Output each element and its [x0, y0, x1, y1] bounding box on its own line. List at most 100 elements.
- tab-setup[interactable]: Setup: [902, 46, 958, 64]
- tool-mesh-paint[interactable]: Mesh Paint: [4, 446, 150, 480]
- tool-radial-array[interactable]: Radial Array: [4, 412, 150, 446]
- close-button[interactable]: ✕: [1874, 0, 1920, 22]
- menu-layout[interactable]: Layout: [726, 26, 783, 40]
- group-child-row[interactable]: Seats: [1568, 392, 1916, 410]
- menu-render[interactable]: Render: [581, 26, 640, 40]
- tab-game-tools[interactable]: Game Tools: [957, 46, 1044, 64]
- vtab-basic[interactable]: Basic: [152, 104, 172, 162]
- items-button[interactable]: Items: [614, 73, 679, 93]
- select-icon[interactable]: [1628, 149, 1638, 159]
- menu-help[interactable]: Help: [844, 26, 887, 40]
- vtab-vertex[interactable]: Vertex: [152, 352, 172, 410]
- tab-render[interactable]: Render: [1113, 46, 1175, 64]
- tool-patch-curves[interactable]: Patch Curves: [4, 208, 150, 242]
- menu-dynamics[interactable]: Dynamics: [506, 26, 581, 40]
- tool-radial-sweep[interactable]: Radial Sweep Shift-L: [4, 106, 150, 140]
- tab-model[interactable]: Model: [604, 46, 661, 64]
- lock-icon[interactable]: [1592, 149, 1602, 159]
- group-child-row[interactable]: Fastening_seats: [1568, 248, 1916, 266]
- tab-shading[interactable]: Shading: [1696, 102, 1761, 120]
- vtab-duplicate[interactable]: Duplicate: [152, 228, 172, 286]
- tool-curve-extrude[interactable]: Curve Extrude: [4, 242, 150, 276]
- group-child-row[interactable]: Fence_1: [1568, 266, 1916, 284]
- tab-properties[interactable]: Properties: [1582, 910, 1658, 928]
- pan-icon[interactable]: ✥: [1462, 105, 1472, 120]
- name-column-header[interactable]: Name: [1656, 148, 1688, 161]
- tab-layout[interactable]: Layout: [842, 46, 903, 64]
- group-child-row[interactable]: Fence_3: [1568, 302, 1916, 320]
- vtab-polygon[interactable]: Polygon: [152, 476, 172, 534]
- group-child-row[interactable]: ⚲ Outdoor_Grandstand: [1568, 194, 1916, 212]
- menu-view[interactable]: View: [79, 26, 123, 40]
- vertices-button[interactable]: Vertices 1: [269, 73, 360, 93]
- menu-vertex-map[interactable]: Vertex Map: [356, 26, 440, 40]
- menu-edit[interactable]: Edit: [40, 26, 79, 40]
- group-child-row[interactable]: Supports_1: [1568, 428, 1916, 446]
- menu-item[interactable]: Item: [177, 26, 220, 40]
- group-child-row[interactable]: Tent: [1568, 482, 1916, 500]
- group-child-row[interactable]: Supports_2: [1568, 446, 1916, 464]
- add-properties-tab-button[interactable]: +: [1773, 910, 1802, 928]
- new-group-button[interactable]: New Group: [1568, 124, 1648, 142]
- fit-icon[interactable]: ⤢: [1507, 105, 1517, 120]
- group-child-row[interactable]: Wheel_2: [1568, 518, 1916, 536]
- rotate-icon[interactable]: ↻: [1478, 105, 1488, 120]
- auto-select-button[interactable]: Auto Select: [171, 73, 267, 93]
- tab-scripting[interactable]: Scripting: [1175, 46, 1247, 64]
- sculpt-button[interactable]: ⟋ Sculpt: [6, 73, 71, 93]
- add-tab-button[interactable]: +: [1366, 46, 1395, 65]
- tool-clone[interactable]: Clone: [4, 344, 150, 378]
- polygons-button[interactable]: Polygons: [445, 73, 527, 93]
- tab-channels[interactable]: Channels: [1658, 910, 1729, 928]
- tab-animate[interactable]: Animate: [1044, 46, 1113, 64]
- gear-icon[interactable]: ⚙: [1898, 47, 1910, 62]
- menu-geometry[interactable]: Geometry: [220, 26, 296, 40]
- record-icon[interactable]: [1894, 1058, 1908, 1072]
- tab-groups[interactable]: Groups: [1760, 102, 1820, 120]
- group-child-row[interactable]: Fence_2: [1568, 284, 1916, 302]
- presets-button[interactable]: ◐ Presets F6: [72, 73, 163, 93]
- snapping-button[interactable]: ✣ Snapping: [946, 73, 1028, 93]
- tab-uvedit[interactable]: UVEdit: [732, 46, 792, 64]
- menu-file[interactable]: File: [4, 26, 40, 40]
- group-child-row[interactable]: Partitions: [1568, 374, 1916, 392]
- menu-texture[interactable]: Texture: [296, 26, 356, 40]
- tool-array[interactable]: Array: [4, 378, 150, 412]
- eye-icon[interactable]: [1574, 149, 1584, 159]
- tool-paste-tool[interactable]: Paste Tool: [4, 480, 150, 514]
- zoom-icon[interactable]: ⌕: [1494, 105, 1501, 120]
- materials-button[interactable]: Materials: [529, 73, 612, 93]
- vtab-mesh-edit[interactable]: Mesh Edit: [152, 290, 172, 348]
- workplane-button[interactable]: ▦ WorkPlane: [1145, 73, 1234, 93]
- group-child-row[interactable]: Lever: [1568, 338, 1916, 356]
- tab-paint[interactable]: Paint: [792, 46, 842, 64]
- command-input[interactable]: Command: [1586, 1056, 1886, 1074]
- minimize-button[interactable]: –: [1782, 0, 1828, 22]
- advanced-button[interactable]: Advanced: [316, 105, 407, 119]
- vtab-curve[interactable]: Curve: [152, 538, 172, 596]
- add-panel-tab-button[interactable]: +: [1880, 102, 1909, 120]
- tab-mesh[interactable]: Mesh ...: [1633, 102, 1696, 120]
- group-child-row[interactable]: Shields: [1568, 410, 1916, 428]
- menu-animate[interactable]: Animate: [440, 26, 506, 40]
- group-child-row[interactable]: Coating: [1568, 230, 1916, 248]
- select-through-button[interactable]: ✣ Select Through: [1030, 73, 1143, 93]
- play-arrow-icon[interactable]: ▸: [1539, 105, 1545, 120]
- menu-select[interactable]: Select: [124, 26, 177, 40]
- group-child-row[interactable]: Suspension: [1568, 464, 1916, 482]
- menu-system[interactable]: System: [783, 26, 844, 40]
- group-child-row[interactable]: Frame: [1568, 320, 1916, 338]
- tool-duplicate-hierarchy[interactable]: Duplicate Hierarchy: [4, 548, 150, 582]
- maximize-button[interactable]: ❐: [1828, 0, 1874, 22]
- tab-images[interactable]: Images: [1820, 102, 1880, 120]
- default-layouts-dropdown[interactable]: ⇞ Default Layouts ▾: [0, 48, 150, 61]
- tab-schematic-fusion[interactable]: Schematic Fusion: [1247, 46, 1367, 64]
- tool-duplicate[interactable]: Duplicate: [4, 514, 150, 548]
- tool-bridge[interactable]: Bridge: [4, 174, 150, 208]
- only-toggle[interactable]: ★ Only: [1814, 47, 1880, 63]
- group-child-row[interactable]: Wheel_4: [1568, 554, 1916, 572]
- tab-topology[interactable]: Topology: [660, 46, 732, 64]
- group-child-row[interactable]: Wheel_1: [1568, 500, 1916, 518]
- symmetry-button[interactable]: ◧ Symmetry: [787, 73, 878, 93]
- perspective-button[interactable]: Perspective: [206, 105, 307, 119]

WHAT YOU WILL DO - Give the records from their start through the line containing "- vtab-vertex[interactable]: Vertex: [152, 352, 172, 410]", inclusive, with "Mesh Paint" swapped for "Vertex Paint" and everything else left as it is.

RESPONSE TO THIS TASK -
Output each element and its [x0, y0, x1, y1] bounding box on its own line. List at most 100 elements.
- tab-setup[interactable]: Setup: [902, 46, 958, 64]
- tool-mesh-paint[interactable]: Vertex Paint: [4, 446, 150, 480]
- tool-radial-array[interactable]: Radial Array: [4, 412, 150, 446]
- close-button[interactable]: ✕: [1874, 0, 1920, 22]
- menu-layout[interactable]: Layout: [726, 26, 783, 40]
- group-child-row[interactable]: Seats: [1568, 392, 1916, 410]
- menu-render[interactable]: Render: [581, 26, 640, 40]
- tab-game-tools[interactable]: Game Tools: [957, 46, 1044, 64]
- vtab-basic[interactable]: Basic: [152, 104, 172, 162]
- items-button[interactable]: Items: [614, 73, 679, 93]
- select-icon[interactable]: [1628, 149, 1638, 159]
- menu-help[interactable]: Help: [844, 26, 887, 40]
- vtab-vertex[interactable]: Vertex: [152, 352, 172, 410]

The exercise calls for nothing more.